Information shown =>
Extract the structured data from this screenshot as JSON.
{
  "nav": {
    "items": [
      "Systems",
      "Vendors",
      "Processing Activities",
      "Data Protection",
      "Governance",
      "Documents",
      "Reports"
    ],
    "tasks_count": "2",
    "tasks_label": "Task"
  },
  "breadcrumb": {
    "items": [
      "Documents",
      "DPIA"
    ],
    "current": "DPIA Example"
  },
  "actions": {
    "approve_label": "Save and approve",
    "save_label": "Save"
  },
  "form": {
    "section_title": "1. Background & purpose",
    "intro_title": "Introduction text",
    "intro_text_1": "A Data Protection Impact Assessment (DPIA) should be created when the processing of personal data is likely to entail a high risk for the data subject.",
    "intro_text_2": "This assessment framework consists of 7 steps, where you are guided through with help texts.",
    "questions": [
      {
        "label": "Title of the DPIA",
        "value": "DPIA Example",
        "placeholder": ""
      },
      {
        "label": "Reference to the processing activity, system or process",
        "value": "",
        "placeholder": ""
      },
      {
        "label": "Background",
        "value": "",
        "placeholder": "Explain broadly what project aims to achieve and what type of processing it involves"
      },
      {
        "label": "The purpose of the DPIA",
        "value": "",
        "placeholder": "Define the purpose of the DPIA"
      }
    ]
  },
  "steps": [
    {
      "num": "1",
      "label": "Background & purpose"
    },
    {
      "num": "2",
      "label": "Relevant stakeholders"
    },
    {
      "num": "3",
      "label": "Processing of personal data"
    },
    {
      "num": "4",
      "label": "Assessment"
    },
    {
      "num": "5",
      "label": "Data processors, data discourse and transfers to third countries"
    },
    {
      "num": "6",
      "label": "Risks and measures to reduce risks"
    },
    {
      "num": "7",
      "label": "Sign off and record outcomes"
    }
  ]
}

Short problem =>
Give every line of the material again, exactly as it reads.

Response to the task =>
Extract the structured data from this screenshot as JSON.
{
  "nav": {
    "items": [
      "Systems",
      "Vendors",
      "Processing Activities",
      "Data Protection",
      "Governance",
      "Documents",
      "Reports"
    ],
    "tasks_count": "2",
    "tasks_label": "Task"
  },
  "breadcrumb": {
    "items": [
      "Documents",
      "DPIA"
    ],
    "current": "DPIA Example"
  },
  "actions": {
    "approve_label": "Save and approve",
    "save_label": "Save"
  },
  "form": {
    "section_title": "1. Background & purpose",
    "intro_title": "Introduction text",
    "intro_text_1": "A Data Protection Impact Assessment (DPIA) should be created when the processing of personal data is likely to entail a high risk for the data subject.",
    "intro_text_2": "This assessment framework consists of 7 steps, where you are guided through with help texts.",
    "questions": [
      {
        "label": "Title of the DPIA",
        "value": "DPIA Example",
        "placeholder": ""
      },
      {
        "label": "Reference to the processing activity, system or process",
        "value": "",
        "placeholder": ""
      },
      {
        "label": "Background",
        "value": "",
        "placeholder": "Explain broadly what project aims to achieve and what type of processing it involves"
      },
      {
        "label": "The purpose of the DPIA",
        "value": "",
        "placeholder": "Define the purpose of the DPIA"
      }
    ]
  },
  "steps": [
    {
      "num": "1",
      "label": "Background & purpose"
    },
    {
      "num": "2",
      "label": "Relevant stakeholders"
    },
    {
      "num": "3",
      "label": "Processing of personal data"
    },
    {
      "num": "4",
      "label": "Assessment"
    },
    {
      "num": "5",
      "label": "Data processors, data discourse and transfers to third countries"
    },
    {
      "num": "6",
      "label": "Risks and measures to reduce risks"
    },
    {
      "num": "7",
      "label": "Sign off and record outcomes"
    }
  ]
}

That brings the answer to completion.